> **Given task**
Each record must be retyped in full. No character may differ.
'''
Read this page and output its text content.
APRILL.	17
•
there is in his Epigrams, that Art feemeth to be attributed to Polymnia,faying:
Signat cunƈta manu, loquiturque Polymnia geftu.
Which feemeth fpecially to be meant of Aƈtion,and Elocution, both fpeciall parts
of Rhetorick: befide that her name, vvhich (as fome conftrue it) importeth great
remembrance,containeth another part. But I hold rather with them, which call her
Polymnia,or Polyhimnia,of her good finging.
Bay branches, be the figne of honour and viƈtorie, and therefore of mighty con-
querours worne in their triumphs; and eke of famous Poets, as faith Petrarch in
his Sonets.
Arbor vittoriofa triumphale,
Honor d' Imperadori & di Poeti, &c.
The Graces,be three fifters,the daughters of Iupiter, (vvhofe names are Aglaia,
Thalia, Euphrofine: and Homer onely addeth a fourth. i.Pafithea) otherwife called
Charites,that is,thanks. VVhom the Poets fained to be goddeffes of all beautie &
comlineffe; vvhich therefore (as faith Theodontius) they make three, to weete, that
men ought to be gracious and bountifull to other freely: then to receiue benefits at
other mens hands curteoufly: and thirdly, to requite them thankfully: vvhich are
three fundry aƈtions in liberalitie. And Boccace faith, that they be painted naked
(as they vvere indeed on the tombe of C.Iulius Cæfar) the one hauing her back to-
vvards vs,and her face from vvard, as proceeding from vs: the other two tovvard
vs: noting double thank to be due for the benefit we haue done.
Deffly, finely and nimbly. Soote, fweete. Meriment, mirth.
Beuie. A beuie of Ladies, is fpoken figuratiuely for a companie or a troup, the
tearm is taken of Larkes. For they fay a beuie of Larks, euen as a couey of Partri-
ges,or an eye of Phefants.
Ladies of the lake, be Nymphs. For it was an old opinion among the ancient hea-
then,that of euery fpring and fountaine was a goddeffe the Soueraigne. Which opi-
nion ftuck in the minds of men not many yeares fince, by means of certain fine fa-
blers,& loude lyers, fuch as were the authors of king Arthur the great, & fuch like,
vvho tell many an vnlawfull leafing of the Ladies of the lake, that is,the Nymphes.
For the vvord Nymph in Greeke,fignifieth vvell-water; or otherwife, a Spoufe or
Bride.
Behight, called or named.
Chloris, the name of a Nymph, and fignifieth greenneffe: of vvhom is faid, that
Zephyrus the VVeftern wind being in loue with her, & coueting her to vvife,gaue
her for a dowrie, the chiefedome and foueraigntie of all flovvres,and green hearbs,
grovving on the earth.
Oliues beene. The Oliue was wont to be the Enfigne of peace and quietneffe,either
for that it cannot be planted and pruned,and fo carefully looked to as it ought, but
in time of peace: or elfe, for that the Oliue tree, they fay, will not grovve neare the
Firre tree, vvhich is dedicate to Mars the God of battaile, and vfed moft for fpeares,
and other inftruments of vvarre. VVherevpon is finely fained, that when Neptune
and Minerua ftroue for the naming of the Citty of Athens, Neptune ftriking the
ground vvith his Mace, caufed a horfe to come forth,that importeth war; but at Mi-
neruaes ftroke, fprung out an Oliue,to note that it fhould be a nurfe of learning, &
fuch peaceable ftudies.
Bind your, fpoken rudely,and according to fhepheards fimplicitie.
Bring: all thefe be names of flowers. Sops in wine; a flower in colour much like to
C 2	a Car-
'''
> **Solved problem**
Read this page and output its text content.
APRILL.	17
•
there is in his Epigrams, that Art feemeth to be attributed to Polymnia,faying:
Signat cunƈta manu, loquiturque Polymnia geftu.
Which feemeth fpecially to be meant of Aƈtion,and Elocution, both fpeciall parts
of Rhetorick: befide that her name, vvhich (as fome conftrue it) importeth great
remembrance,containeth another part. But I hold rather with them, which call her
Polymnia,or Polyhimnia,of her good finging.
Bay branches, be the figne of honour and viƈtorie, and therefore of mighty con-
querours worne in their triumphs; and eke of famous Poets, as faith Petrarch in
his Sonets.
Arbor vittoriofa triumphale,
Honor d' Imperadori & di Poeti, &c.
The Graces,be three fifters,the daughters of Iupiter, (vvhofe names are Aglaia,
Thalia, Euphrofine: and Homer onely addeth a fourth. i.Pafithea) otherwife called
Charites,that is,thanks. VVhom the Poets fained to be goddeffes of all beautie &
comlineffe; vvhich therefore (as faith Theodontius) they make three, to weete, that
men ought to be gracious and bountifull to other freely: then to receiue benefits at
other mens hands curteoufly: and thirdly, to requite them thankfully: vvhich are
three fundry aƈtions in liberalitie. And Boccace faith, that they be painted naked
(as they vvere indeed on the tombe of C.Iulius Cæfar) the one hauing her back to-
vvards vs,and her face from vvard, as proceeding from vs: the other two tovvard
vs: noting double thank to be due for the benefit we haue done.
Deffly, finely and nimbly. Soote, fweete. Meriment, mirth.
Beuie. A beuie of Ladies, is fpoken figuratiuely for a companie or a troup, the
tearm is taken of Larkes. For they fay a beuie of Larks, euen as a couey of Partri-
ges,or an eye of Phefants.
Ladies of the lake, be Nymphs. For it was an old opinion among the ancient hea-
then,that of euery fpring and fountaine was a goddeffe the Soueraigne. Which opi-
nion ftuck in the minds of men not many yeares fince, by means of certain fine fa-
blers,& loude lyers, fuch as were the authors of king Arthur the great, & fuch like,
vvho tell many an vnlawfull leafing of the Ladies of the lake, that is,the Nymphes.
For the vvord Nymph in Greeke,fignifieth vvell-water; or otherwife, a Spoufe or
Bride.
Behight, called or named.
Chloris, the name of a Nymph, and fignifieth greenneffe: of vvhom is faid, that
Zephyrus the VVeftern wind being in loue with her, & coueting her to vvife,gaue
her for a dowrie, the chiefedome and foueraigntie of all flovvres,and green hearbs,
grovving on the earth.
Oliues beene. The Oliue was wont to be the Enfigne of peace and quietneffe,either
for that it cannot be planted and pruned,and fo carefully looked to as it ought, but
in time of peace: or elfe, for that the Oliue tree, they fay, will not grovve neare the
Firre tree, vvhich is dedicate to Mars the God of battaile, and vfed moft for fpeares,
and other inftruments of vvarre. VVherevpon is finely fained, that when Neptune
and Minerua ftroue for the naming of the Citty of Athens, Neptune ftriking the
ground vvith his Mace, caufed a horfe to come forth,that importeth war; but at Mi-
neruaes ftroke, fprung out an Oliue,to note that it fhould be a nurfe of learning, &
fuch peaceable ftudies.
Bind your, fpoken rudely,and according to fhepheards fimplicitie.
Bring: all thefe be names of flowers. Sops in wine; a flower in colour much like to
C 2	a Car-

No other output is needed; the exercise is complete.